#### [WRITTEN PROBLEM]
From the material below, list every line containing "αποτέλεσμα".

Collection entries
>>>>>

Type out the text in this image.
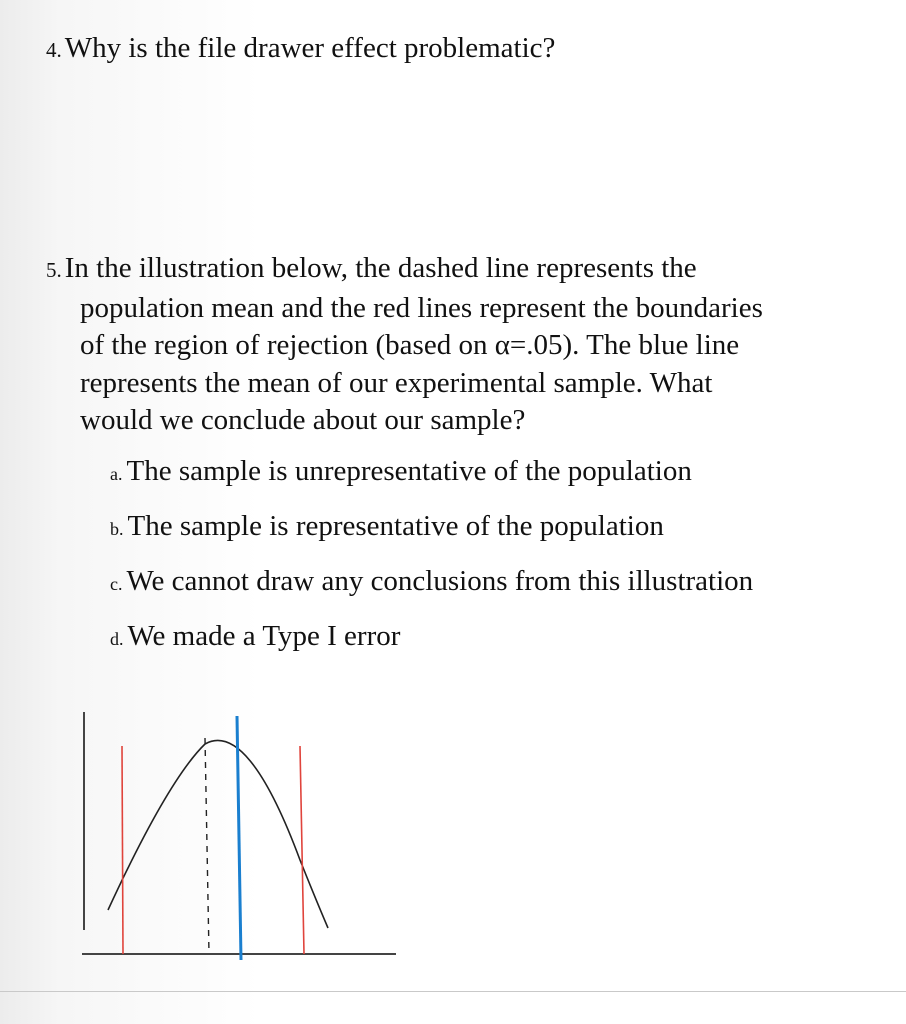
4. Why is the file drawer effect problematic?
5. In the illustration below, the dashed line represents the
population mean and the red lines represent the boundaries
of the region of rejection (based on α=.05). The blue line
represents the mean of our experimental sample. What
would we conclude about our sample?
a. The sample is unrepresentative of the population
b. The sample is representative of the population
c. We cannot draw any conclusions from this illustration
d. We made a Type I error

<<<<<
>>>>>

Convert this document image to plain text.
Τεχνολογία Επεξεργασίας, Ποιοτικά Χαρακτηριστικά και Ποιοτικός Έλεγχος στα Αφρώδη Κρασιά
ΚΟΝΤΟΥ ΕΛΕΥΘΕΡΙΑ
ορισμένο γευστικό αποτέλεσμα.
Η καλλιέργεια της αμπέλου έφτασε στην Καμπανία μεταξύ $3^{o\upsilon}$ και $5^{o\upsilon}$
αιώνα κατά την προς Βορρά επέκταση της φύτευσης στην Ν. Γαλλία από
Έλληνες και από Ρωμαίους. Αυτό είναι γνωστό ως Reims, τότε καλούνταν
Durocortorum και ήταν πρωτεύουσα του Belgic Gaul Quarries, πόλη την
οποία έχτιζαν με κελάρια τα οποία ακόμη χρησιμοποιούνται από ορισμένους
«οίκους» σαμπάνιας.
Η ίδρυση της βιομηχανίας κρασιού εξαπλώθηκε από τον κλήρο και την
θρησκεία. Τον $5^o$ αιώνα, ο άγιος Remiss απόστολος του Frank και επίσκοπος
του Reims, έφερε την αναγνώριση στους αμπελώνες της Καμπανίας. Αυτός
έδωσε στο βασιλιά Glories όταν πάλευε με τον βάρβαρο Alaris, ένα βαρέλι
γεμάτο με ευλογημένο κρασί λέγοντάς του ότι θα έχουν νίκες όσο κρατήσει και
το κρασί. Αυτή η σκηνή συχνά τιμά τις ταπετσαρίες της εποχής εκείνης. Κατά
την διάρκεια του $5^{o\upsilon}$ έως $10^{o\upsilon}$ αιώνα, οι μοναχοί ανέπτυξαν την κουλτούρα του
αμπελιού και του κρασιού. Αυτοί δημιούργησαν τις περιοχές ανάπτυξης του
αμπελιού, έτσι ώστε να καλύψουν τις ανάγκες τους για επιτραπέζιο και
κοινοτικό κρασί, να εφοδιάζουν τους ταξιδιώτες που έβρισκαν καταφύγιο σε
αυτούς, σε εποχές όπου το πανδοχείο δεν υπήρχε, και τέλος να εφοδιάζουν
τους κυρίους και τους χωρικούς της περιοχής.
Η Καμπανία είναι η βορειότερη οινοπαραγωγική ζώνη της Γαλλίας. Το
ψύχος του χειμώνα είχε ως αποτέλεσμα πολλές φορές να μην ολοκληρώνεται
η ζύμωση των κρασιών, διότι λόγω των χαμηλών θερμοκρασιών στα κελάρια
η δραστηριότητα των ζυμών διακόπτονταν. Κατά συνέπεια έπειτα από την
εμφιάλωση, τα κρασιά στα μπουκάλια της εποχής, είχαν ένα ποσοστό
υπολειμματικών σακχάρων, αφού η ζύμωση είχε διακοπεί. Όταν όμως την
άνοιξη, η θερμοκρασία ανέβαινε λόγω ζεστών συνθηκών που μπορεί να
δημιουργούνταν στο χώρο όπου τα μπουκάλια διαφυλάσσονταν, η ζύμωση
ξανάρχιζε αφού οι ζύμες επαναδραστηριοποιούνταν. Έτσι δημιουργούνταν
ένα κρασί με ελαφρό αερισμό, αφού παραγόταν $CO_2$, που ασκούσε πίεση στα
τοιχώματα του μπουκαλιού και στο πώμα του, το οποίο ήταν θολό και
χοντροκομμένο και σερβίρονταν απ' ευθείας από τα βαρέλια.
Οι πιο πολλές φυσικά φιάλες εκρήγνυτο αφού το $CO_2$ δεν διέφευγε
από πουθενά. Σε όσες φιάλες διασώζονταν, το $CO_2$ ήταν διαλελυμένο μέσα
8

<<<<<

#### [OUTPUT]
ορισμένο γευστικό αποτέλεσμα.
ψύχος του χειμώνα είχε ως αποτέλεσμα πολλές φορές να μην ολοκληρώνεται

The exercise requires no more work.